* Begin *
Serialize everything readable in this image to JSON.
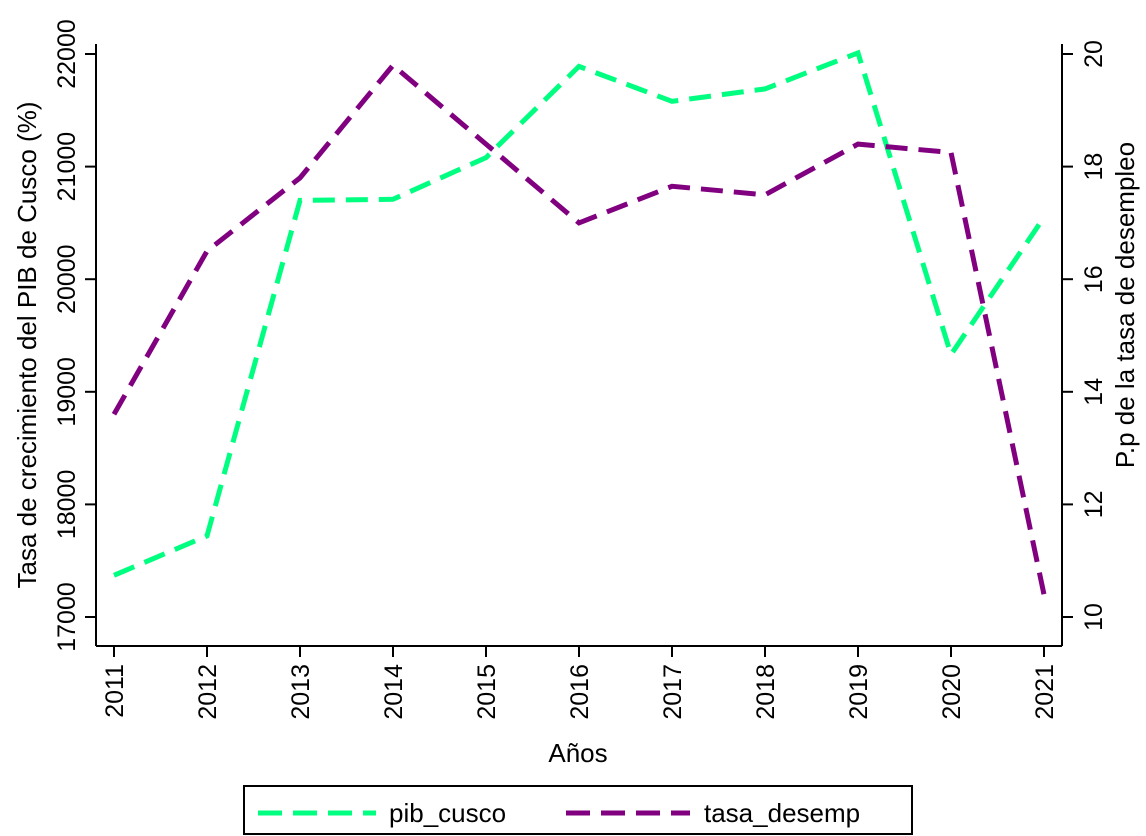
{
  "chart_data": {
    "type": "line",
    "title": "",
    "xlabel": "Años",
    "ylabel_left": "Tasa de crecimiento del PIB de Cusco (%)",
    "ylabel_right": "P.p de la tasa de desempleo",
    "x": [
      2011,
      2012,
      2013,
      2014,
      2015,
      2016,
      2017,
      2018,
      2019,
      2020,
      2021
    ],
    "x_tick_labels": [
      "2011",
      "2012",
      "2013",
      "2014",
      "2015",
      "2016",
      "2017",
      "2018",
      "2019",
      "2020",
      "2021"
    ],
    "ylim_left": [
      17000,
      22000
    ],
    "yticks_left": [
      17000,
      18000,
      19000,
      20000,
      21000,
      22000
    ],
    "ylim_right": [
      10,
      20
    ],
    "yticks_right": [
      10,
      12,
      14,
      16,
      18,
      20
    ],
    "grid": false,
    "legend_position": "bottom",
    "series": [
      {
        "name": "pib_cusco",
        "axis": "left",
        "color": "#00ff80",
        "line_style": "dashed",
        "values": [
          17370,
          17720,
          20700,
          20710,
          21080,
          21890,
          21580,
          21690,
          22010,
          19330,
          20550
        ]
      },
      {
        "name": "tasa_desemp",
        "axis": "right",
        "color": "#800080",
        "line_style": "dashed",
        "values": [
          13.6,
          16.5,
          17.8,
          19.8,
          18.4,
          17.0,
          17.65,
          17.5,
          18.4,
          18.25,
          10.4
        ]
      }
    ]
  }
}
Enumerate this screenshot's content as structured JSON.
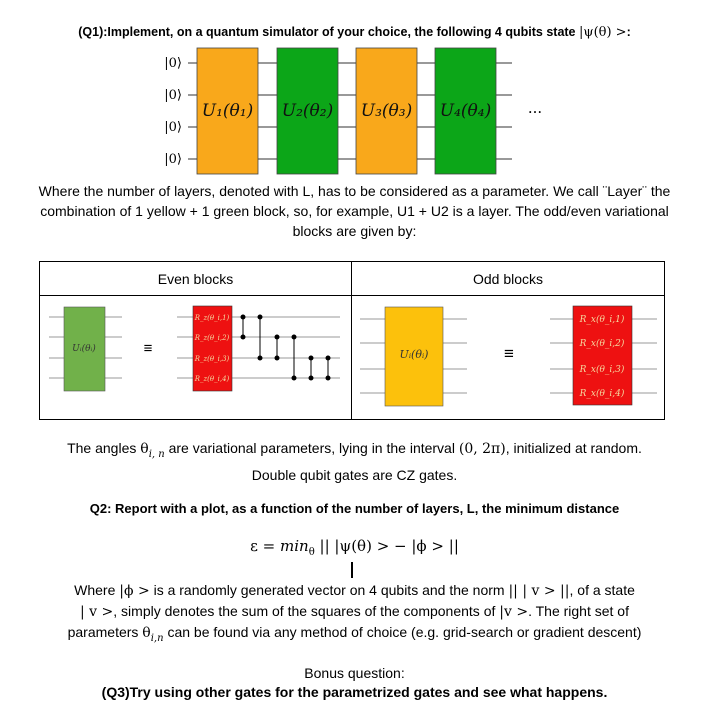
* End *
Exercise requirements:
The material above must be printed exactly, with its pictures left out.

Task output:
Serialize everything readable in this image to JSON.
{
  "chart_data": {
    "type": "line",
    "title": "",
    "xlabel": "Años",
    "ylabel_left": "Tasa de crecimiento del PIB de Cusco (%)",
    "ylabel_right": "P.p de la tasa de desempleo",
    "x": [
      2011,
      2012,
      2013,
      2014,
      2015,
      2016,
      2017,
      2018,
      2019,
      2020,
      2021
    ],
    "x_tick_labels": [
      "2011",
      "2012",
      "2013",
      "2014",
      "2015",
      "2016",
      "2017",
      "2018",
      "2019",
      "2020",
      "2021"
    ],
    "ylim_left": [
      17000,
      22000
    ],
    "yticks_left": [
      17000,
      18000,
      19000,
      20000,
      21000,
      22000
    ],
    "ylim_right": [
      10,
      20
    ],
    "yticks_right": [
      10,
      12,
      14,
      16,
      18,
      20
    ],
    "grid": false,
    "legend_position": "bottom",
    "series": [
      {
        "name": "pib_cusco",
        "axis": "left",
        "color": "#00ff80",
        "line_style": "dashed",
        "values": [
          17370,
          17720,
          20700,
          20710,
          21080,
          21890,
          21580,
          21690,
          22010,
          19330,
          20550
        ]
      },
      {
        "name": "tasa_desemp",
        "axis": "right",
        "color": "#800080",
        "line_style": "dashed",
        "values": [
          13.6,
          16.5,
          17.8,
          19.8,
          18.4,
          17.0,
          17.65,
          17.5,
          18.4,
          18.25,
          10.4
        ]
      }
    ]
  }
}
Enumerate this screenshot's content as structured JSON.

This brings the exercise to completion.